**What the exercise asks**
Among the entries that follow, tally the lines with the string "Jérôme". Give no more than the number.

Stored data entries
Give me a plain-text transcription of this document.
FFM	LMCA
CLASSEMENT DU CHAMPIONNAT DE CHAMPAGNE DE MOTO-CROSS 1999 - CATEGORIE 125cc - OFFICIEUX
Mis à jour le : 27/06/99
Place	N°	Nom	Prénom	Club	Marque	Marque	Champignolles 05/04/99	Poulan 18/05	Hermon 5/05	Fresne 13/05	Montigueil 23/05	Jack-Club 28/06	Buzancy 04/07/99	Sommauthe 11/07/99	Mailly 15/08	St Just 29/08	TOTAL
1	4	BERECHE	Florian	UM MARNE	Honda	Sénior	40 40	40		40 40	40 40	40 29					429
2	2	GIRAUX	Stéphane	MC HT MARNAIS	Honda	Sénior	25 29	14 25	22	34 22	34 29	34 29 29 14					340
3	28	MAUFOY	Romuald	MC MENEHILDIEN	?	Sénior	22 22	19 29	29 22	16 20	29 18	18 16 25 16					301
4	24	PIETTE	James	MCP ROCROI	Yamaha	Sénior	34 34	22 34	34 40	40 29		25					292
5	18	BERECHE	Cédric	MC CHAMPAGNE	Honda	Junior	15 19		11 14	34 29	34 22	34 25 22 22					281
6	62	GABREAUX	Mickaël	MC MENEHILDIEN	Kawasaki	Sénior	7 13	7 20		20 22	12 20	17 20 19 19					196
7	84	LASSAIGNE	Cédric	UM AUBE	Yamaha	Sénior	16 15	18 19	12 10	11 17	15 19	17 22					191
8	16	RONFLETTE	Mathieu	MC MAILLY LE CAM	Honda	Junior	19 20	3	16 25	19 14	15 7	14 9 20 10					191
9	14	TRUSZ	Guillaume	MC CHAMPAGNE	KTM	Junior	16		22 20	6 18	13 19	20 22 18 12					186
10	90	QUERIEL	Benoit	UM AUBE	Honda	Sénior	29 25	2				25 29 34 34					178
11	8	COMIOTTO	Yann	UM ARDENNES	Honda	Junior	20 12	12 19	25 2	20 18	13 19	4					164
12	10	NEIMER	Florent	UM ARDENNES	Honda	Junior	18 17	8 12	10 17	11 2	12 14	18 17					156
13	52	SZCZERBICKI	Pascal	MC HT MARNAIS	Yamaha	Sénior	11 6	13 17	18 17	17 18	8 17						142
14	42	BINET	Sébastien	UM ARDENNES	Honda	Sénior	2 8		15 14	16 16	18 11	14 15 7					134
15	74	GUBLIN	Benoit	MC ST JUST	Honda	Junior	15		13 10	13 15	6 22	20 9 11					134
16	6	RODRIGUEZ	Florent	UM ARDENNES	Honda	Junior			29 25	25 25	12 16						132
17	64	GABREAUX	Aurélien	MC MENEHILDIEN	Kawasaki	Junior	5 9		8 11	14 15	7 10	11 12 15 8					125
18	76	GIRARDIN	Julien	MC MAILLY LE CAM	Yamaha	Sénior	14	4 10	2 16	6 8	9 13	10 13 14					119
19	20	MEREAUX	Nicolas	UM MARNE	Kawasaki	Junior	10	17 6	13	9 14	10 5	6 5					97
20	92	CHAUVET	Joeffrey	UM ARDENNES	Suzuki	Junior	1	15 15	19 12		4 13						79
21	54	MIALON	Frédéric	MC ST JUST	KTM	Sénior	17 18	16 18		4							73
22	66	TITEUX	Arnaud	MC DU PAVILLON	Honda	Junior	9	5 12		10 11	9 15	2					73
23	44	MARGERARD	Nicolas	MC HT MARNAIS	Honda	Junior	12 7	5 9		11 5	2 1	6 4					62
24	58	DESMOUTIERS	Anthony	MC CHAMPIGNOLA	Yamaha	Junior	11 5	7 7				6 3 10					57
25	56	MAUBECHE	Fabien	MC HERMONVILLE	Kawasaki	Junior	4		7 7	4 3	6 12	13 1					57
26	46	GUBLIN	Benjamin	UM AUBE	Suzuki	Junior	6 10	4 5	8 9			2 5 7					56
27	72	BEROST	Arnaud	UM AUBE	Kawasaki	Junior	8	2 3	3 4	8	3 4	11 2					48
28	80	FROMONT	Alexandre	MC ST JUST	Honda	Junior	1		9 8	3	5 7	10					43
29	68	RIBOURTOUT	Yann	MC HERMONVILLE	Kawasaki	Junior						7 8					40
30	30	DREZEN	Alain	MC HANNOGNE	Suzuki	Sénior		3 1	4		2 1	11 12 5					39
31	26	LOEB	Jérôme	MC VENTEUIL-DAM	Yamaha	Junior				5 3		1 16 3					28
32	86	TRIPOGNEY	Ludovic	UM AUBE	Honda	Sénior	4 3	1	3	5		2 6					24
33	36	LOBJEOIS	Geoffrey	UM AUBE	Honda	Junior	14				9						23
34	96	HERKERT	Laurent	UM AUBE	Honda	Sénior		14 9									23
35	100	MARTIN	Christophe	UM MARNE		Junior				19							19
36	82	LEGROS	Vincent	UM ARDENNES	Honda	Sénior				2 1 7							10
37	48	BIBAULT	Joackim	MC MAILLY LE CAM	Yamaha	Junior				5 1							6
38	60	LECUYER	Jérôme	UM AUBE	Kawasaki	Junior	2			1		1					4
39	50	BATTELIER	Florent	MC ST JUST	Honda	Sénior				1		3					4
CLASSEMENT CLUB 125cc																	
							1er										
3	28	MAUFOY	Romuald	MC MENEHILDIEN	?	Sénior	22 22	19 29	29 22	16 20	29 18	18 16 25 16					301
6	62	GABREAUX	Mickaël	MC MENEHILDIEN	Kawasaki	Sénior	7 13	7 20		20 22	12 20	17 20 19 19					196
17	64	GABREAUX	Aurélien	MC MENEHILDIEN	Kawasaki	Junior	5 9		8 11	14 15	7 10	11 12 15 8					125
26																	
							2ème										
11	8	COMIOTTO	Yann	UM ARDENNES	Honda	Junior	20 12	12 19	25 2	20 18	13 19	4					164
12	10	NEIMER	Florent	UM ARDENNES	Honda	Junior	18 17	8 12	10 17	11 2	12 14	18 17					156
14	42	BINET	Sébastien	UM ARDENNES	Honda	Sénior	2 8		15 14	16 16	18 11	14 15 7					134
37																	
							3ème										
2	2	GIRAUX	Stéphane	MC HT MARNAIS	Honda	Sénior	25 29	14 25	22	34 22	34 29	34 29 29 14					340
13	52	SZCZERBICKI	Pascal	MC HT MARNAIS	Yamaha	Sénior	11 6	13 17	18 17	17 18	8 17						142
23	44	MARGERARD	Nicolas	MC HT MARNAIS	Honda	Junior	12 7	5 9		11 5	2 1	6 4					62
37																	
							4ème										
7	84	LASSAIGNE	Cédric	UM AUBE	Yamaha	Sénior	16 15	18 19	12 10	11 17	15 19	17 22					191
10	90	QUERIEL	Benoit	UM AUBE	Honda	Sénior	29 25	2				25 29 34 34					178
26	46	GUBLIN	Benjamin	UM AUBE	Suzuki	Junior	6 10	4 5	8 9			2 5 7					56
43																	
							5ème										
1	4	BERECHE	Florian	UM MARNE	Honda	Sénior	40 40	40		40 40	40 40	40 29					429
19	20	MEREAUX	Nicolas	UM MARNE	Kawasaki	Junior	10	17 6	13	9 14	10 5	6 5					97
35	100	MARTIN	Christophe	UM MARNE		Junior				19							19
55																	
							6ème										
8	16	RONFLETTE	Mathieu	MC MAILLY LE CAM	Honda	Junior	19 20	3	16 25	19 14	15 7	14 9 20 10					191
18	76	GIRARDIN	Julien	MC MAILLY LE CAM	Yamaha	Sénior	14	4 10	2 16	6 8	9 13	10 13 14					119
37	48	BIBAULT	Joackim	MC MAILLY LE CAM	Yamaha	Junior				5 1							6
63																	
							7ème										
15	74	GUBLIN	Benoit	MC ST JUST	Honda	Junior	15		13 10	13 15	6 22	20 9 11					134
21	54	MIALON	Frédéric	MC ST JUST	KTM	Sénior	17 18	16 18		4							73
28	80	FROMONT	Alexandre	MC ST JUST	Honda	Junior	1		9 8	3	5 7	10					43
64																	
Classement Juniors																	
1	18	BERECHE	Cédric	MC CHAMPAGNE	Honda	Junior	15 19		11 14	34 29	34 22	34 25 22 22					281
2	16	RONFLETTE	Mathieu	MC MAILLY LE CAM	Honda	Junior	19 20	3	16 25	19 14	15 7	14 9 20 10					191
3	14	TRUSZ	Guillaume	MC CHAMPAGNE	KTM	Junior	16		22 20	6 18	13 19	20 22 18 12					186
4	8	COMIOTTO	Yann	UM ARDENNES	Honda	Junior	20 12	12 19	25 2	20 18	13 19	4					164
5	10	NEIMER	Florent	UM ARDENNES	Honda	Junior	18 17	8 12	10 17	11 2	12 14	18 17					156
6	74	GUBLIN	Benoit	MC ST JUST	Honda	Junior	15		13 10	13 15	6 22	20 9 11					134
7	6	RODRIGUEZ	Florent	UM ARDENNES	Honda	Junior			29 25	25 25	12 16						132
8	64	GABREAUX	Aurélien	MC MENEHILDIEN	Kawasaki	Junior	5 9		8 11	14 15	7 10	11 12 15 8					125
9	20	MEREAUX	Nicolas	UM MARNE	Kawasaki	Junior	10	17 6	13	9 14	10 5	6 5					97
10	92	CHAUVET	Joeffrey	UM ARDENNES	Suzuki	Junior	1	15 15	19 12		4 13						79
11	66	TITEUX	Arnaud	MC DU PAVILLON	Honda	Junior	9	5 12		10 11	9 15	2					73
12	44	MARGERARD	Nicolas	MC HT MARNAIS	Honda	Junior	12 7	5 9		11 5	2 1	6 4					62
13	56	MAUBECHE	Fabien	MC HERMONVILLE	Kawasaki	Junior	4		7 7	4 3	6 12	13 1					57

...

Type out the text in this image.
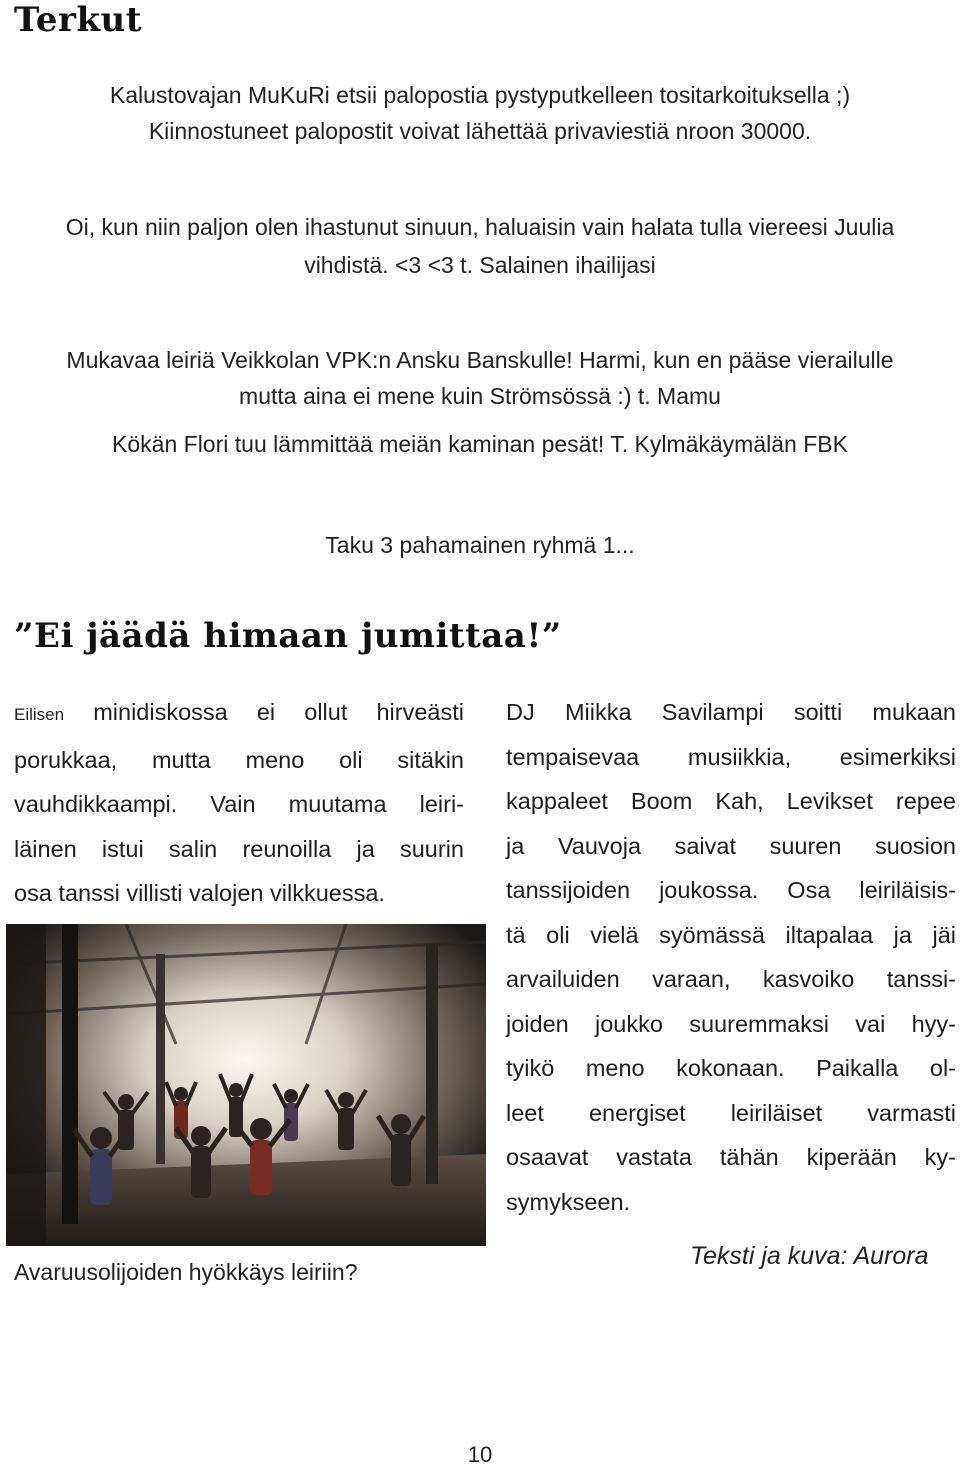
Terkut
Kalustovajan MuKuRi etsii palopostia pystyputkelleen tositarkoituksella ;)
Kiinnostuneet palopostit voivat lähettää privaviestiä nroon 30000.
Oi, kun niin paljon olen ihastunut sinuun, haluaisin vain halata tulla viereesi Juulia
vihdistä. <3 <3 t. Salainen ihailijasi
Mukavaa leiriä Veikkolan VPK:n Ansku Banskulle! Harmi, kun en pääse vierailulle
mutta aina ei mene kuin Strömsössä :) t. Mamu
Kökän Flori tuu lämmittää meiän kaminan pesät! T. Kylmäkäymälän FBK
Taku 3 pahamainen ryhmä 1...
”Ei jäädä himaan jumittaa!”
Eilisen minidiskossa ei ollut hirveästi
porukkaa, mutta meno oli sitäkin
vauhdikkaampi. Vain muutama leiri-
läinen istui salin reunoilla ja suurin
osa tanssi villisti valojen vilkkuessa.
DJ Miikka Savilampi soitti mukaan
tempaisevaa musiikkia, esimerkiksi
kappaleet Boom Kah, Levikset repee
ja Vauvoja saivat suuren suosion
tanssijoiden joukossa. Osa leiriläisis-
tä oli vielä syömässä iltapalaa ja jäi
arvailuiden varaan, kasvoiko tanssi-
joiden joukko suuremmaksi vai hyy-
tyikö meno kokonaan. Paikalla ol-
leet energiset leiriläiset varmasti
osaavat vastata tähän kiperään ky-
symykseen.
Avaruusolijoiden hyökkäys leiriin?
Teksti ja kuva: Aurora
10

**Right answer**
2